[Excerpts from a dataset]
····················

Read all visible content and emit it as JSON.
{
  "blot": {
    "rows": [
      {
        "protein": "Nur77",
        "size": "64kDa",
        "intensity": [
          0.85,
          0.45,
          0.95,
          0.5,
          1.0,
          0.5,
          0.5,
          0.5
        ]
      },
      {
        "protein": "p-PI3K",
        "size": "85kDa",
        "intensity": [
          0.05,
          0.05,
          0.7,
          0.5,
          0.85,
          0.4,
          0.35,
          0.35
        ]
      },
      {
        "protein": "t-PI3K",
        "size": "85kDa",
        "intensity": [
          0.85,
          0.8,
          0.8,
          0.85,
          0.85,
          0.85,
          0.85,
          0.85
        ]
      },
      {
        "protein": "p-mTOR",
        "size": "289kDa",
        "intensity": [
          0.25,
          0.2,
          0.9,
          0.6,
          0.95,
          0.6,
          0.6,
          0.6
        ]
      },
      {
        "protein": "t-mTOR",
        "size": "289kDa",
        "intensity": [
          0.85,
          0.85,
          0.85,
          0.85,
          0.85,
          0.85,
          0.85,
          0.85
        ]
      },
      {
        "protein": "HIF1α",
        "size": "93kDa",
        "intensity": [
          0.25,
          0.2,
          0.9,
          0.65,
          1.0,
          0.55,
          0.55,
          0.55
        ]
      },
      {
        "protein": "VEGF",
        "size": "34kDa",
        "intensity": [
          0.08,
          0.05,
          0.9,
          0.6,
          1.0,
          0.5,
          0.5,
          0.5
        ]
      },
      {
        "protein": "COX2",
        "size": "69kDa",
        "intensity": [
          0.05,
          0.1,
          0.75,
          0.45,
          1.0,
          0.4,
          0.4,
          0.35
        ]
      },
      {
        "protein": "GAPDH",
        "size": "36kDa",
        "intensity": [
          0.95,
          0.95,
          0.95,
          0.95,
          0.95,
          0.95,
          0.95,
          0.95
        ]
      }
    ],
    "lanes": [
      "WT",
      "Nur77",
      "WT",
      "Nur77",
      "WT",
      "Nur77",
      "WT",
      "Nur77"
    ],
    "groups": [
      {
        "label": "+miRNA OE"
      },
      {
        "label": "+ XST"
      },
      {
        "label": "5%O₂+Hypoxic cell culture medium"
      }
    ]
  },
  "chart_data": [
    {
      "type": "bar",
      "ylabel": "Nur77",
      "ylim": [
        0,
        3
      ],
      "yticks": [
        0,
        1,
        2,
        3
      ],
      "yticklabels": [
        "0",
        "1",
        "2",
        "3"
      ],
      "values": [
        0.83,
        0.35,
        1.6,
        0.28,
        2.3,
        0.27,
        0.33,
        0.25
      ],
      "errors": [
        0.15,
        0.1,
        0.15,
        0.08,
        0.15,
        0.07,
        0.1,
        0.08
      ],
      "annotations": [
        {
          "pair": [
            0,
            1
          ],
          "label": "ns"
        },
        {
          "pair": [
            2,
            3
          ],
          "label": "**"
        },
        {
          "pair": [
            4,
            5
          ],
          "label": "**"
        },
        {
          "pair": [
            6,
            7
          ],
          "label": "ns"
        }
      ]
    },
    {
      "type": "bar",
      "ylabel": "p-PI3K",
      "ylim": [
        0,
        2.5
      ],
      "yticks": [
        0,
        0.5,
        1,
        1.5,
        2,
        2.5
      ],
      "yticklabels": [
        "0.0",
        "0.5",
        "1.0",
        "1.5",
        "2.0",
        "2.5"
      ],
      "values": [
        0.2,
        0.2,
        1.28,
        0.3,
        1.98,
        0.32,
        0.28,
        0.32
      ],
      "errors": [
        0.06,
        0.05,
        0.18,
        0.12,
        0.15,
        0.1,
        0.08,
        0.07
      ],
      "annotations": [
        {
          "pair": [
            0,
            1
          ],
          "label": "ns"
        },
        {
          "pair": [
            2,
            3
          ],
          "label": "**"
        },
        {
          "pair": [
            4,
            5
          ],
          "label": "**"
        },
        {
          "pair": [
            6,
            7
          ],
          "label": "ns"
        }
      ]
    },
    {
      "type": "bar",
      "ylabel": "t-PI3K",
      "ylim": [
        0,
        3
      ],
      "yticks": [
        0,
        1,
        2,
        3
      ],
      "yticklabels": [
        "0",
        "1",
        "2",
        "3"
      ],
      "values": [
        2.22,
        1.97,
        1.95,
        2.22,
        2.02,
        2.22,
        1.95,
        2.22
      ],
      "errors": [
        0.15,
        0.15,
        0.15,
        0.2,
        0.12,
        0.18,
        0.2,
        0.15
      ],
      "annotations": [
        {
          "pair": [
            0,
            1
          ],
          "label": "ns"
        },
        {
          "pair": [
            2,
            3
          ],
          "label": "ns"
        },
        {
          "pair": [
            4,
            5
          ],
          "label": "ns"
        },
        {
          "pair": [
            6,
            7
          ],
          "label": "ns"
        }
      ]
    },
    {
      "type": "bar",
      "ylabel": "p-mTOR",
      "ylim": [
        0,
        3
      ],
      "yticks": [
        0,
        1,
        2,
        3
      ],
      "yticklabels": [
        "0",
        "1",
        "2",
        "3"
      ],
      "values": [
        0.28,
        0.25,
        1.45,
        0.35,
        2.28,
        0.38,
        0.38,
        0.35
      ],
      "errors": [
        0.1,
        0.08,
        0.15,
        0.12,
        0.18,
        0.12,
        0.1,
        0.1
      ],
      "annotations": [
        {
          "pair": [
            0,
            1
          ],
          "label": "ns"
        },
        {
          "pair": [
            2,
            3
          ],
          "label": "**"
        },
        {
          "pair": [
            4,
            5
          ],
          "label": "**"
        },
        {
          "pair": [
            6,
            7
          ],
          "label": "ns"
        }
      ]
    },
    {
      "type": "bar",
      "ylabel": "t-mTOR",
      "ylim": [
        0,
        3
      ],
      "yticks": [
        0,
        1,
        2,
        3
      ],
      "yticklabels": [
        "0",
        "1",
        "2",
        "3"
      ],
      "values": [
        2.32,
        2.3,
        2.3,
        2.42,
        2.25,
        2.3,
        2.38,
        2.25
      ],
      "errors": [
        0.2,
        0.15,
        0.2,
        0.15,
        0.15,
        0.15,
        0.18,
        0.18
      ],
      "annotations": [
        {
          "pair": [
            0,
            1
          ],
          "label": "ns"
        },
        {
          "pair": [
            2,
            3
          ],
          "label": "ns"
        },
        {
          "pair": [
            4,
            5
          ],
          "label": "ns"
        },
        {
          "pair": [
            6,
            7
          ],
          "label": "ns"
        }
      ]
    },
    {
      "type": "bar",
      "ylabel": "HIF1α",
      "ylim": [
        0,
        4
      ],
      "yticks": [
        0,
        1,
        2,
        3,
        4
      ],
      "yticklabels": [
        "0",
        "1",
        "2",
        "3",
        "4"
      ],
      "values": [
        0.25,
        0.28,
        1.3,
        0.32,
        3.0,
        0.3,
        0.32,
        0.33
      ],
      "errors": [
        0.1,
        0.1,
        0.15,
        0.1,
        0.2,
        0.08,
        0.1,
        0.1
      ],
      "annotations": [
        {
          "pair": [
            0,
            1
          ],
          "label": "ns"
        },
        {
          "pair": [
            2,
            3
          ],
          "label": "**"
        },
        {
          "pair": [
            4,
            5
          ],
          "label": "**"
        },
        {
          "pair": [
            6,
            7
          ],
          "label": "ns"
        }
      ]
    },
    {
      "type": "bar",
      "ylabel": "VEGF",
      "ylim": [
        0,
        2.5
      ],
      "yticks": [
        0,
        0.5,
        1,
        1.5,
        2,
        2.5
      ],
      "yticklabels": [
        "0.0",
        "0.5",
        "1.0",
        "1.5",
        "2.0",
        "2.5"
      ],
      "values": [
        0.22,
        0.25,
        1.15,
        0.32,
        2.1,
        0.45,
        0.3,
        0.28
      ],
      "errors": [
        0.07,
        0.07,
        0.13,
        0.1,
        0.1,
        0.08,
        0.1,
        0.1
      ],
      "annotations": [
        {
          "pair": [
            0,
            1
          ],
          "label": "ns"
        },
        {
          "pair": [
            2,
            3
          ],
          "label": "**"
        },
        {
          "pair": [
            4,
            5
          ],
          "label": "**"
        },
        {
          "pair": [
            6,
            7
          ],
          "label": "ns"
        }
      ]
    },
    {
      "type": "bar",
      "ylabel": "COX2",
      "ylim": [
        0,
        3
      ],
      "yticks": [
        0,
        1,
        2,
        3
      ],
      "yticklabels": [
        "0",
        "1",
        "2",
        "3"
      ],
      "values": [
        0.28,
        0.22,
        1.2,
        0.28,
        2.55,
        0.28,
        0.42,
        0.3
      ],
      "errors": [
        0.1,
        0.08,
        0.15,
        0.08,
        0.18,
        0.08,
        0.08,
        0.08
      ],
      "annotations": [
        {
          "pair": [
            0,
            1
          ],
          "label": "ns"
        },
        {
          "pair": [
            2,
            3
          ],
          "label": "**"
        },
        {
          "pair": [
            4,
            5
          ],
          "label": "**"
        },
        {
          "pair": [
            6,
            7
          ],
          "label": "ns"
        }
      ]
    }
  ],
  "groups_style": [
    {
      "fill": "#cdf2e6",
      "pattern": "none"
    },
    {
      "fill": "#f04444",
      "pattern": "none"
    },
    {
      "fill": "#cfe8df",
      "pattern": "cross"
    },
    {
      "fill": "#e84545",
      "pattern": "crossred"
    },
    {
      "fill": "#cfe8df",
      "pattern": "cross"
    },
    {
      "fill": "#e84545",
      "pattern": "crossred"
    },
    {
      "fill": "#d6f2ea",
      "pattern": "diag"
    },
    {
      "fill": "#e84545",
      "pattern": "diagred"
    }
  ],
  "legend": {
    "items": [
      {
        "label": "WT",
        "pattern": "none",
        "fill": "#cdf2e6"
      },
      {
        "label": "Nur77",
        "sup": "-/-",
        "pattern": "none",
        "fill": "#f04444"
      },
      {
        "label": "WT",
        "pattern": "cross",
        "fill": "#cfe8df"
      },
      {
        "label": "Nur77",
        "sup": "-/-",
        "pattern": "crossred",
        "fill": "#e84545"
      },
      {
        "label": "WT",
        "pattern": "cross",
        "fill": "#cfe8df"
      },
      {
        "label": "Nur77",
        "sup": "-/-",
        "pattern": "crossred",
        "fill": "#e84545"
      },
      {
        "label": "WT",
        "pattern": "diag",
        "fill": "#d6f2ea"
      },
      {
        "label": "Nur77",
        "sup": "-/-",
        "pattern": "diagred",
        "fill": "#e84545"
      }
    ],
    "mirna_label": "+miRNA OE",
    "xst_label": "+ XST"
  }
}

····················

Exercise prompt: Reading through the records above, report each line in which the string "mTOR" is found.

Answer below:
        "protein": "p-mTOR",
        "protein": "t-mTOR",
      "ylabel": "p-mTOR",
      "ylabel": "t-mTOR",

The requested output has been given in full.